### [Work item]
Please copy every line of the records below that holds the word "chevron".

[[ Information supplied open ]]

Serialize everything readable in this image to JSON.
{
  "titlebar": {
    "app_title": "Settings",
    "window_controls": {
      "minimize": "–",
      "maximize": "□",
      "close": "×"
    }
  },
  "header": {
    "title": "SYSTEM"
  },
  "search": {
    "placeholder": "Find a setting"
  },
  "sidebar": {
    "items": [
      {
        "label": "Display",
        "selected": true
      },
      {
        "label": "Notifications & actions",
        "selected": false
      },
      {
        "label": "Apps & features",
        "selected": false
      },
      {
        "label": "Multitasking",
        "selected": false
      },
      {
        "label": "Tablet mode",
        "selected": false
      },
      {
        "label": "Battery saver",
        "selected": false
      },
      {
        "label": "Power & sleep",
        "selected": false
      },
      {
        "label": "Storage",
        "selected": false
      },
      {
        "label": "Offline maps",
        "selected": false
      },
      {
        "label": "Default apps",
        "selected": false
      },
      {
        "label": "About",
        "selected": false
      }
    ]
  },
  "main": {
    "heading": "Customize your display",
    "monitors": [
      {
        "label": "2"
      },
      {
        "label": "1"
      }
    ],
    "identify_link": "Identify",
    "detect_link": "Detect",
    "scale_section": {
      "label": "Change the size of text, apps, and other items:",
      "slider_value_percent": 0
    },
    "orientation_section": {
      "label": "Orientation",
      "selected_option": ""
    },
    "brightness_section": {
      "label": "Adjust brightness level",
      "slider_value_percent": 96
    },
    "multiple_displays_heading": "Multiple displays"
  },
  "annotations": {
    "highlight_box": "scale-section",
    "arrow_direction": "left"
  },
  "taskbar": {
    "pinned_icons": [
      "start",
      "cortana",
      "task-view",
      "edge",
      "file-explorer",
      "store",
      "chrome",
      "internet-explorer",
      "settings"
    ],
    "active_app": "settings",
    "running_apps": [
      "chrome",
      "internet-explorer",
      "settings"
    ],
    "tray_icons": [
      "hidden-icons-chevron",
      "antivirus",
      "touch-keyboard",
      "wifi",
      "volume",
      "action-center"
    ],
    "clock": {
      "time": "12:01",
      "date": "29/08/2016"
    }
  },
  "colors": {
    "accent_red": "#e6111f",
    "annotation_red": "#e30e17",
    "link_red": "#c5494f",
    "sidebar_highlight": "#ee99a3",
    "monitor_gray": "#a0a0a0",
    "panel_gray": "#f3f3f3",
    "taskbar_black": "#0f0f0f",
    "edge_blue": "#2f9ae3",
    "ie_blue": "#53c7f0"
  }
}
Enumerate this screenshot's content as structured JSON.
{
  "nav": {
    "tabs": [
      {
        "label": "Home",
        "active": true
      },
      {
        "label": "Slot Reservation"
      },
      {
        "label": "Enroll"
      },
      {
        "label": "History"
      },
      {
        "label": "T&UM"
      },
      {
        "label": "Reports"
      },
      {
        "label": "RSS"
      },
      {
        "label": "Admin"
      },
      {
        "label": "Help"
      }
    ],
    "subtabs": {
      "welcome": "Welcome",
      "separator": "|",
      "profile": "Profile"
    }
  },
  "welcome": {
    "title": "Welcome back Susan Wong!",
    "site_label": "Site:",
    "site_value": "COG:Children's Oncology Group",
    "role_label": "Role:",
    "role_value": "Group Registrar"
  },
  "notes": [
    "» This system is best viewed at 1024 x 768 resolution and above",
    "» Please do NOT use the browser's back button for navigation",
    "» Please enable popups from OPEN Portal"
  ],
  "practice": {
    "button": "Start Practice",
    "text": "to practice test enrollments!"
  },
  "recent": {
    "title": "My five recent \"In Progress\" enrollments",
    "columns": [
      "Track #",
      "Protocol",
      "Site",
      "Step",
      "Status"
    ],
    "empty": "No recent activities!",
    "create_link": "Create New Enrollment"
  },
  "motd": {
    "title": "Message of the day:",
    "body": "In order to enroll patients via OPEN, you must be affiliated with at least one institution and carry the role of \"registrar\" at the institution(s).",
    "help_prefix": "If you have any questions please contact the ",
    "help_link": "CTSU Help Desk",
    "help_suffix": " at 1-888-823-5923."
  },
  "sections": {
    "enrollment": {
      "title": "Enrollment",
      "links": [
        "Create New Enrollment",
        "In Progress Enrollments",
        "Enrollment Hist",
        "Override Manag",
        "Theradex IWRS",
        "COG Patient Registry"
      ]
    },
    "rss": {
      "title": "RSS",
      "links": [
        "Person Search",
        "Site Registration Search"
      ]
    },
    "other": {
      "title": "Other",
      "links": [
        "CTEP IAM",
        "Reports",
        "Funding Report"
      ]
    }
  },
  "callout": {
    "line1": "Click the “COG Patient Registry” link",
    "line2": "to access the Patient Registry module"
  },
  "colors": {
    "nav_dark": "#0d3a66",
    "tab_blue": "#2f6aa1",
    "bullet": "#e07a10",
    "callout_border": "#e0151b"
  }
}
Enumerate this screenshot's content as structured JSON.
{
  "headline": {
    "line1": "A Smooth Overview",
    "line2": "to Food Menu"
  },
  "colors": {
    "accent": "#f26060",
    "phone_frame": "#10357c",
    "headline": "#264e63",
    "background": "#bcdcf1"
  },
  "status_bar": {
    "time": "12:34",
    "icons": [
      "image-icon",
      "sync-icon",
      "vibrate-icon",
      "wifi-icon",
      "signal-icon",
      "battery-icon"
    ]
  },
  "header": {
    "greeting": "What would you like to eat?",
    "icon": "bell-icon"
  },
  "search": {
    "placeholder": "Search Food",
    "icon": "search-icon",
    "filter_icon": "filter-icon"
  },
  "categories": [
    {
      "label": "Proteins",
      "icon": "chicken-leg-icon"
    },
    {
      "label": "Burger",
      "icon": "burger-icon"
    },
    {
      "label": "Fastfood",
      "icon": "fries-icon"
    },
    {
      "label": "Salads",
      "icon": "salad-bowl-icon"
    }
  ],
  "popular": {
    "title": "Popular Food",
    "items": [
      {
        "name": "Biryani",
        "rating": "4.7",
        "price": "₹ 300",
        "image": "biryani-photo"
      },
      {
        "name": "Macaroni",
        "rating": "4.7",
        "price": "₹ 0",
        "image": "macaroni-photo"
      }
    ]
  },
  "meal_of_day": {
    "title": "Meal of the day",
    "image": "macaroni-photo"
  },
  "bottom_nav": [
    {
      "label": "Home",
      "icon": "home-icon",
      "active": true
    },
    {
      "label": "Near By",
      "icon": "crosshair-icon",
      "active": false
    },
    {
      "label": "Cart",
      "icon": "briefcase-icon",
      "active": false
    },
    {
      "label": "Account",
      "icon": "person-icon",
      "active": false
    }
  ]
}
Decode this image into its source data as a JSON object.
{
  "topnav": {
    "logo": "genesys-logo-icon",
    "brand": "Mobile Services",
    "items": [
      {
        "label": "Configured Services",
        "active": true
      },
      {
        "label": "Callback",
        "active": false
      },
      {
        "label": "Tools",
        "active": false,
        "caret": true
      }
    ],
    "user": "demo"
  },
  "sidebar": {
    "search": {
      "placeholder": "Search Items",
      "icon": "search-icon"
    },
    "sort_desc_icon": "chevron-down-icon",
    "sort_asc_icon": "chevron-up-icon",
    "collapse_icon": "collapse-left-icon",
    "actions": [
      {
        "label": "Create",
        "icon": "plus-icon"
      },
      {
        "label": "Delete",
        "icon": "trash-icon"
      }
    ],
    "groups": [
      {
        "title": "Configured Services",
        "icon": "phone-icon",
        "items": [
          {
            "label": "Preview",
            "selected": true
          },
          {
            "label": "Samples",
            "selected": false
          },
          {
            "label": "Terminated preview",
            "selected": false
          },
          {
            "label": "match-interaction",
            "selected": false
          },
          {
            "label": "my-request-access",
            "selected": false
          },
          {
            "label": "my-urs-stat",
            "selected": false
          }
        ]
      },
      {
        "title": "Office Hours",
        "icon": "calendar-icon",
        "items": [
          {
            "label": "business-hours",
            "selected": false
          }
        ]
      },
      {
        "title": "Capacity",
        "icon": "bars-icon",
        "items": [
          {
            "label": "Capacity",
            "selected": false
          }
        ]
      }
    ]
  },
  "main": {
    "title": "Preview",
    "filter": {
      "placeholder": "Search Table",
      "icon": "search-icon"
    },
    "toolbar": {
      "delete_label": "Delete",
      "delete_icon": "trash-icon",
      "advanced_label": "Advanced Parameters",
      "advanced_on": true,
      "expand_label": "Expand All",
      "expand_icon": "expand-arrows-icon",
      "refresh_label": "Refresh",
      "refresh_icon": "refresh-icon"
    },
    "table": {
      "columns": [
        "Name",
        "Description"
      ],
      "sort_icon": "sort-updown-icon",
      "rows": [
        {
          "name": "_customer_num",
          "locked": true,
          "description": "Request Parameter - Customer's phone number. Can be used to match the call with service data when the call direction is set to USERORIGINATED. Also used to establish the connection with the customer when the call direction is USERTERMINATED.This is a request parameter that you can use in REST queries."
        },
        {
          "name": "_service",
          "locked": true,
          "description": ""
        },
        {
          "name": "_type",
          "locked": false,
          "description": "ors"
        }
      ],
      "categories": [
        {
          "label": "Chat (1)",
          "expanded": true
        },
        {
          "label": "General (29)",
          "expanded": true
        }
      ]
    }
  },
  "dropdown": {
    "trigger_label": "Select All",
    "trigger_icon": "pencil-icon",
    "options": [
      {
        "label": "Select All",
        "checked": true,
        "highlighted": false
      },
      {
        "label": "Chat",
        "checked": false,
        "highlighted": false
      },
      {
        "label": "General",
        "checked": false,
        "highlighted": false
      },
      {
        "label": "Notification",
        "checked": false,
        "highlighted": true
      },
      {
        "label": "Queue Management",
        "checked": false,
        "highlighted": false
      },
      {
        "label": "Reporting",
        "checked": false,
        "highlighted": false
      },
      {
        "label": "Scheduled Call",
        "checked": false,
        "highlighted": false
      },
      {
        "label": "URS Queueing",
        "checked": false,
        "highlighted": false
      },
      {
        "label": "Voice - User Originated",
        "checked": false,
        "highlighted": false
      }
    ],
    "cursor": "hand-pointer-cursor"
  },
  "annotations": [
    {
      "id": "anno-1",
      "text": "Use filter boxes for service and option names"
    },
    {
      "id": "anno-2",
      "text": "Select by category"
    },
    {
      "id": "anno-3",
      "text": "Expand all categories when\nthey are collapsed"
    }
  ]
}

[[ Information supplied closed ]]

### [Result below]
      "hidden-icons-chevron",
    "sort_desc_icon": "chevron-down-icon",
    "sort_asc_icon": "chevron-up-icon",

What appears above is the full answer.